* _TASK DETAILS_
Reproduce the complete listing without any deviation.

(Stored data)
>>>>>

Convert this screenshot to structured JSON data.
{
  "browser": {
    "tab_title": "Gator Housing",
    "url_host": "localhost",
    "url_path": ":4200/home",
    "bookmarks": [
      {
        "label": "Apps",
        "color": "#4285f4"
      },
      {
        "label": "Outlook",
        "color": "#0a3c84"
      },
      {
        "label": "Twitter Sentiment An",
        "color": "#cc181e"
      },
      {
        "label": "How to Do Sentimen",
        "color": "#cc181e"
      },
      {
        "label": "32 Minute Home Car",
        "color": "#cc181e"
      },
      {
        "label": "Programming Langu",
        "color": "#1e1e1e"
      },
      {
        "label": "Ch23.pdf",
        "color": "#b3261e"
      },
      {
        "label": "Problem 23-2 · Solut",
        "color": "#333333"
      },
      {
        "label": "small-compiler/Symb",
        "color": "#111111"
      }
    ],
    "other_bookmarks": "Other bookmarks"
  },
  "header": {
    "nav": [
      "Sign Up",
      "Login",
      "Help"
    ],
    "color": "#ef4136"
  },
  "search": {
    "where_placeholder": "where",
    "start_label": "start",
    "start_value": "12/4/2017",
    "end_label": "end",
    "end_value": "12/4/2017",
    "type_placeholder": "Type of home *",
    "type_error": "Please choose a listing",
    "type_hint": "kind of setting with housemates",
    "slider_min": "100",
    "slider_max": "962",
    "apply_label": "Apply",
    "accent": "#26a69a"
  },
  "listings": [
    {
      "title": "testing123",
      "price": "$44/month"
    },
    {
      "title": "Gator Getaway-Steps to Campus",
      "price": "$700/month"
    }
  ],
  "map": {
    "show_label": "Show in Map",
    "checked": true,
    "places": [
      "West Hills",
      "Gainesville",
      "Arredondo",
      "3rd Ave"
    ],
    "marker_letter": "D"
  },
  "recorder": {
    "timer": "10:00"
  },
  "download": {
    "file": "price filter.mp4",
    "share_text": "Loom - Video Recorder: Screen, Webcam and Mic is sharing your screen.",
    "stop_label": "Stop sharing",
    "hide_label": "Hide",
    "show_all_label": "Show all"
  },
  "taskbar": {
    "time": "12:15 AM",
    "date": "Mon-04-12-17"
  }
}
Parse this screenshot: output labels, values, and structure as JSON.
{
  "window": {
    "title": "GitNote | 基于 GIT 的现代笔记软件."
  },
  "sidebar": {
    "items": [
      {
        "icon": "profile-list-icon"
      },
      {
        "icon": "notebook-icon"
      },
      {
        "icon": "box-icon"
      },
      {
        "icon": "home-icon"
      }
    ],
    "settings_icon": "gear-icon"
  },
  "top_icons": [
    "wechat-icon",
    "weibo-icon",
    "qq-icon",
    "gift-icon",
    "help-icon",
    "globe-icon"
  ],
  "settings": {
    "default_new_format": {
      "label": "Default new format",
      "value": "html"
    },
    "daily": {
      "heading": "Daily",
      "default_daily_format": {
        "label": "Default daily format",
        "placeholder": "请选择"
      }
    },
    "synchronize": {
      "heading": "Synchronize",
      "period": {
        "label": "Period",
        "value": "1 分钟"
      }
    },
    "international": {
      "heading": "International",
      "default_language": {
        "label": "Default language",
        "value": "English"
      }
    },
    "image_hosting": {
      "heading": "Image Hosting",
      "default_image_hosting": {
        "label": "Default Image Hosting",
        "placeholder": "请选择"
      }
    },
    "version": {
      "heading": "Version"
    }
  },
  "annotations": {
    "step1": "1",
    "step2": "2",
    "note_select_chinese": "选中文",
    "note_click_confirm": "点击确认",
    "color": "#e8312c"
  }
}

<<<<<

* _COMPLETED TASK_
Convert this screenshot to structured JSON data.
{
  "browser": {
    "tab_title": "Gator Housing",
    "url_host": "localhost",
    "url_path": ":4200/home",
    "bookmarks": [
      {
        "label": "Apps",
        "color": "#4285f4"
      },
      {
        "label": "Outlook",
        "color": "#0a3c84"
      },
      {
        "label": "Twitter Sentiment An",
        "color": "#cc181e"
      },
      {
        "label": "How to Do Sentimen",
        "color": "#cc181e"
      },
      {
        "label": "32 Minute Home Car",
        "color": "#cc181e"
      },
      {
        "label": "Programming Langu",
        "color": "#1e1e1e"
      },
      {
        "label": "Ch23.pdf",
        "color": "#b3261e"
      },
      {
        "label": "Problem 23-2 · Solut",
        "color": "#333333"
      },
      {
        "label": "small-compiler/Symb",
        "color": "#111111"
      }
    ],
    "other_bookmarks": "Other bookmarks"
  },
  "header": {
    "nav": [
      "Sign Up",
      "Login",
      "Help"
    ],
    "color": "#ef4136"
  },
  "search": {
    "where_placeholder": "where",
    "start_label": "start",
    "start_value": "12/4/2017",
    "end_label": "end",
    "end_value": "12/4/2017",
    "type_placeholder": "Type of home *",
    "type_error": "Please choose a listing",
    "type_hint": "kind of setting with housemates",
    "slider_min": "100",
    "slider_max": "962",
    "apply_label": "Apply",
    "accent": "#26a69a"
  },
  "listings": [
    {
      "title": "testing123",
      "price": "$44/month"
    },
    {
      "title": "Gator Getaway-Steps to Campus",
      "price": "$700/month"
    }
  ],
  "map": {
    "show_label": "Show in Map",
    "checked": true,
    "places": [
      "West Hills",
      "Gainesville",
      "Arredondo",
      "3rd Ave"
    ],
    "marker_letter": "D"
  },
  "recorder": {
    "timer": "10:00"
  },
  "download": {
    "file": "price filter.mp4",
    "share_text": "Loom - Video Recorder: Screen, Webcam and Mic is sharing your screen.",
    "stop_label": "Stop sharing",
    "hide_label": "Hide",
    "show_all_label": "Show all"
  },
  "taskbar": {
    "time": "12:15 AM",
    "date": "Mon-04-12-17"
  }
}
Parse this screenshot: output labels, values, and structure as JSON.
{
  "window": {
    "title": "GitNote | 基于 GIT 的现代笔记软件."
  },
  "sidebar": {
    "items": [
      {
        "icon": "profile-list-icon"
      },
      {
        "icon": "notebook-icon"
      },
      {
        "icon": "box-icon"
      },
      {
        "icon": "home-icon"
      }
    ],
    "settings_icon": "gear-icon"
  },
  "top_icons": [
    "wechat-icon",
    "weibo-icon",
    "qq-icon",
    "gift-icon",
    "help-icon",
    "globe-icon"
  ],
  "settings": {
    "default_new_format": {
      "label": "Default new format",
      "value": "html"
    },
    "daily": {
      "heading": "Daily",
      "default_daily_format": {
        "label": "Default daily format",
        "placeholder": "请选择"
      }
    },
    "synchronize": {
      "heading": "Synchronize",
      "period": {
        "label": "Period",
        "value": "1 分钟"
      }
    },
    "international": {
      "heading": "International",
      "default_language": {
        "label": "Default language",
        "value": "English"
      }
    },
    "image_hosting": {
      "heading": "Image Hosting",
      "default_image_hosting": {
        "label": "Default Image Hosting",
        "placeholder": "请选择"
      }
    },
    "version": {
      "heading": "Version"
    }
  },
  "annotations": {
    "step1": "1",
    "step2": "2",
    "note_select_chinese": "选中文",
    "note_click_confirm": "点击确认",
    "color": "#e8312c"
  }
}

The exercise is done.